# Text shown
Annual music festival in Arras, France

The Main Square Festival is an annual international music festival organized by Live Nation which takes place in the first week-end of July in Arras, France.

Created in 2004 by France Leduc Productions, the festival rose to one of the major music events of the country, attracting worldwide famous bands and stars like Coldplay, Depeche Mode, Placebo, Muse, Indochine, and Pearl Jam.
== 2004 ==

The first edition of the Main Square Festival took place on 3 July 2004 on the Grand-Place d'Arras. Gomm performed during the opening act and the headliner was Placebo. 15,000 spectators were present.

== 2005 ==

In 2005, Kyo & Sum 41 were the headliners on 3 July. This edition gathered 9,000 spectators.

== 2006 ==

The 2006 edition gathered around 45,000 people for a two-day festival on the Grand-Place d'Arras. Depeche Mode, Goldfrapp, Muse, The Kooks & Second Sex were present. During their live show, Muse broadcast live Thierry Henry's goal for France against Brazil in the 2006 World Cup quarter-finals.

== 2007 ==

The 2007 edition took place on 30 June and 1 July. The line-up was mainly composed of French artists, including headliners Indochine and Tryo, but also Ayọ, The Sunshiners, Air & Peter von Poehl.

== 2008 ==

The 2008 edition marked the beginning of the partnership with Live Nation and a three-day-format. The festival was organized from 4 to 6 July. The line-up was denser and more prestigious than the previous years. The 2008 edition gathered more than 60,000 people on the Grand-Place d'Arras. The Chemical Brothers, Underworld and Justice headlined the first day of the festival alongside Boys Noize and 2 Many DJ's. On the second day, Mika, The Kooks and BB Brunes were the headliners and The Hoosiers, Digitalism and Panic! at the Disco also performed. The final day was headlined by Radiohead while Sigur Rós, The Dø, Vampire Weekend, and The Wombats also performed.

On 7 July, a concert of Quebec star Celine Dion was organized on the Grand-Place d'Arras by Live Nation. Arras, Paris and Nice were the only three French cities on her "Taking Chances World Tour".

# Problem statement
Could you rewrite the Main Square Festival text, starting with "The first edition" and going on through "spectators were present.", substituting "warm-up set" for "opening act"?

# Source data
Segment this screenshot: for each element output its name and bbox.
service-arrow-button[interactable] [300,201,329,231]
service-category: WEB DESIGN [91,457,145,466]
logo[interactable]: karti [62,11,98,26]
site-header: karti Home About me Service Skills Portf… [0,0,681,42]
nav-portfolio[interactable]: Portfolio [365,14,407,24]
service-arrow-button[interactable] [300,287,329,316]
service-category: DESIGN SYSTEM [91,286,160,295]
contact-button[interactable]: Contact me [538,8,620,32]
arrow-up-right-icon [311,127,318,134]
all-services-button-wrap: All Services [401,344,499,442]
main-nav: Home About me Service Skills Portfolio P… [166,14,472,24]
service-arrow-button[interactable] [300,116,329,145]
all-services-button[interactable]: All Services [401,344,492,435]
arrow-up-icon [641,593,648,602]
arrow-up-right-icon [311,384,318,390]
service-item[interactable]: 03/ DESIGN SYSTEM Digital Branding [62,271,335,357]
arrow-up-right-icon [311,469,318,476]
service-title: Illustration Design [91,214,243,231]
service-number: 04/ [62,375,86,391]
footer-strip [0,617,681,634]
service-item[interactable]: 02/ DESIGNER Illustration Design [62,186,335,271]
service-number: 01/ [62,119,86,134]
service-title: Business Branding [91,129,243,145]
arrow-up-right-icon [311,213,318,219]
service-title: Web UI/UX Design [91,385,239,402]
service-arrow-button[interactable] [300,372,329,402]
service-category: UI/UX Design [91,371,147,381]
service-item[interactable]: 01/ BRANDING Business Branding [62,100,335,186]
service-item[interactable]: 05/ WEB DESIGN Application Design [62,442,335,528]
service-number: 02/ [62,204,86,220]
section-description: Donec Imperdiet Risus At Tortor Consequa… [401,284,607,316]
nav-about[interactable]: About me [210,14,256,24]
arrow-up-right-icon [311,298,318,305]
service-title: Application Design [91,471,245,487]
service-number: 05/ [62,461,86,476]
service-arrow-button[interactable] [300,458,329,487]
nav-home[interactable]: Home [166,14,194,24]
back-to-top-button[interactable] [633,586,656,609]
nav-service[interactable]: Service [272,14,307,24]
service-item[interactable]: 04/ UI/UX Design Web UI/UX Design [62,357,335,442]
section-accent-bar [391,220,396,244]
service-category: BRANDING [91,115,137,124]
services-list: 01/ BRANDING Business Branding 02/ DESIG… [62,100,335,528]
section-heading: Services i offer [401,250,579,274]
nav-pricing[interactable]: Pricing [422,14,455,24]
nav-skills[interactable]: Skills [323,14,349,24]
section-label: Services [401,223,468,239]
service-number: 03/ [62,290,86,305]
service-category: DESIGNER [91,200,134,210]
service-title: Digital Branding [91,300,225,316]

# Result
The first edition of the Main Square Festival took place on 3 July 2004 on the Grand-Place d'Arras. Gomm performed during the warm-up set and the headliner was Placebo. 15,000 spectators were present.